Collected data:
========================

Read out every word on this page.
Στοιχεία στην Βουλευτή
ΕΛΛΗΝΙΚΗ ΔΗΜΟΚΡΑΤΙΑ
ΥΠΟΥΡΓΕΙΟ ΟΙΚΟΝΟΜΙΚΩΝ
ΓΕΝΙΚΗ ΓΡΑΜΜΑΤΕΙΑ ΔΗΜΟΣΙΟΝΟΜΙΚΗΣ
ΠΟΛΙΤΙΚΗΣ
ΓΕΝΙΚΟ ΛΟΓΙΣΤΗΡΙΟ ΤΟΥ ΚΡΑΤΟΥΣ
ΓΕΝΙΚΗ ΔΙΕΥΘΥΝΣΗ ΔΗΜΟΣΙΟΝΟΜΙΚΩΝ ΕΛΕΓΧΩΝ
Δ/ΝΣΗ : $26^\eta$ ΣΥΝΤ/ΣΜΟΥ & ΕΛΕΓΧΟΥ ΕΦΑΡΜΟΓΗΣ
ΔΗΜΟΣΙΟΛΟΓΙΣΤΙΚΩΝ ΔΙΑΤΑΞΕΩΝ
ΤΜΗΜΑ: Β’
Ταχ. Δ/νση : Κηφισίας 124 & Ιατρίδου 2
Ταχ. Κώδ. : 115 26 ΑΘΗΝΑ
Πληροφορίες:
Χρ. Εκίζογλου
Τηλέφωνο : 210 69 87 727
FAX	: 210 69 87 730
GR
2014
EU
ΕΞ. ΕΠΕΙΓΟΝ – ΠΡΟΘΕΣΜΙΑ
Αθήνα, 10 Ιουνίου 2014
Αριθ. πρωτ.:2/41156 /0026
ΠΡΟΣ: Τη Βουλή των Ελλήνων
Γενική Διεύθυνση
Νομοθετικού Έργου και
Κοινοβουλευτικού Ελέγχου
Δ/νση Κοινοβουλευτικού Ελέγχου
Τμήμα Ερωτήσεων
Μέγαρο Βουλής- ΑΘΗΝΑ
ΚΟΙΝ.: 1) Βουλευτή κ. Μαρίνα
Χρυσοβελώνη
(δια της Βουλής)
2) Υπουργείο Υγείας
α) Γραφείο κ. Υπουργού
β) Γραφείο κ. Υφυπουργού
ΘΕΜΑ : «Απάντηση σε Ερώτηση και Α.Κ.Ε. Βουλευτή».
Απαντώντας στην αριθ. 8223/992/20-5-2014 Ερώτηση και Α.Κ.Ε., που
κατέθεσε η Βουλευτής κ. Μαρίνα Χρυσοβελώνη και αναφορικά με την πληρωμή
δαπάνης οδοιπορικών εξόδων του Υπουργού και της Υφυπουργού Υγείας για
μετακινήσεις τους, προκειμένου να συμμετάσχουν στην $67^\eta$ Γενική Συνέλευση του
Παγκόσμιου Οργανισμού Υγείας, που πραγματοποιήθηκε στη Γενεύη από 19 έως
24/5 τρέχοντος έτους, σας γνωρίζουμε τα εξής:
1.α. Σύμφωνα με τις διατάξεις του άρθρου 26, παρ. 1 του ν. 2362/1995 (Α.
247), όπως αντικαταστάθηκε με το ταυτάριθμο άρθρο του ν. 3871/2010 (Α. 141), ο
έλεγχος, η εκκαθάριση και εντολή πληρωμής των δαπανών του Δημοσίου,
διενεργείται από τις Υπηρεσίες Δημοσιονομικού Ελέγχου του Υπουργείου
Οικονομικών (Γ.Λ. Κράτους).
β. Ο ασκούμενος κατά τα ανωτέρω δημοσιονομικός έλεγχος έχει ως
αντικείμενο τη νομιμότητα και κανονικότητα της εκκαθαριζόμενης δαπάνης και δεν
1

========================

**Task to complete**
Copy out the whole listing exactly; please set it all down.

**Reply**
Read out every word on this page.
Στοιχεία στην Βουλευτή
ΕΛΛΗΝΙΚΗ ΔΗΜΟΚΡΑΤΙΑ
ΥΠΟΥΡΓΕΙΟ ΟΙΚΟΝΟΜΙΚΩΝ
ΓΕΝΙΚΗ ΓΡΑΜΜΑΤΕΙΑ ΔΗΜΟΣΙΟΝΟΜΙΚΗΣ
ΠΟΛΙΤΙΚΗΣ
ΓΕΝΙΚΟ ΛΟΓΙΣΤΗΡΙΟ ΤΟΥ ΚΡΑΤΟΥΣ
ΓΕΝΙΚΗ ΔΙΕΥΘΥΝΣΗ ΔΗΜΟΣΙΟΝΟΜΙΚΩΝ ΕΛΕΓΧΩΝ
Δ/ΝΣΗ : $26^\eta$ ΣΥΝΤ/ΣΜΟΥ & ΕΛΕΓΧΟΥ ΕΦΑΡΜΟΓΗΣ
ΔΗΜΟΣΙΟΛΟΓΙΣΤΙΚΩΝ ΔΙΑΤΑΞΕΩΝ
ΤΜΗΜΑ: Β’
Ταχ. Δ/νση : Κηφισίας 124 & Ιατρίδου 2
Ταχ. Κώδ. : 115 26 ΑΘΗΝΑ
Πληροφορίες:
Χρ. Εκίζογλου
Τηλέφωνο : 210 69 87 727
FAX	: 210 69 87 730
GR
2014
EU
ΕΞ. ΕΠΕΙΓΟΝ – ΠΡΟΘΕΣΜΙΑ
Αθήνα, 10 Ιουνίου 2014
Αριθ. πρωτ.:2/41156 /0026
ΠΡΟΣ: Τη Βουλή των Ελλήνων
Γενική Διεύθυνση
Νομοθετικού Έργου και
Κοινοβουλευτικού Ελέγχου
Δ/νση Κοινοβουλευτικού Ελέγχου
Τμήμα Ερωτήσεων
Μέγαρο Βουλής- ΑΘΗΝΑ
ΚΟΙΝ.: 1) Βουλευτή κ. Μαρίνα
Χρυσοβελώνη
(δια της Βουλής)
2) Υπουργείο Υγείας
α) Γραφείο κ. Υπουργού
β) Γραφείο κ. Υφυπουργού
ΘΕΜΑ : «Απάντηση σε Ερώτηση και Α.Κ.Ε. Βουλευτή».
Απαντώντας στην αριθ. 8223/992/20-5-2014 Ερώτηση και Α.Κ.Ε., που
κατέθεσε η Βουλευτής κ. Μαρίνα Χρυσοβελώνη και αναφορικά με την πληρωμή
δαπάνης οδοιπορικών εξόδων του Υπουργού και της Υφυπουργού Υγείας για
μετακινήσεις τους, προκειμένου να συμμετάσχουν στην $67^\eta$ Γενική Συνέλευση του
Παγκόσμιου Οργανισμού Υγείας, που πραγματοποιήθηκε στη Γενεύη από 19 έως
24/5 τρέχοντος έτους, σας γνωρίζουμε τα εξής:
1.α. Σύμφωνα με τις διατάξεις του άρθρου 26, παρ. 1 του ν. 2362/1995 (Α.
247), όπως αντικαταστάθηκε με το ταυτάριθμο άρθρο του ν. 3871/2010 (Α. 141), ο
έλεγχος, η εκκαθάριση και εντολή πληρωμής των δαπανών του Δημοσίου,
διενεργείται από τις Υπηρεσίες Δημοσιονομικού Ελέγχου του Υπουργείου
Οικονομικών (Γ.Λ. Κράτους).
β. Ο ασκούμενος κατά τα ανωτέρω δημοσιονομικός έλεγχος έχει ως
αντικείμενο τη νομιμότητα και κανονικότητα της εκκαθαριζόμενης δαπάνης και δεν
1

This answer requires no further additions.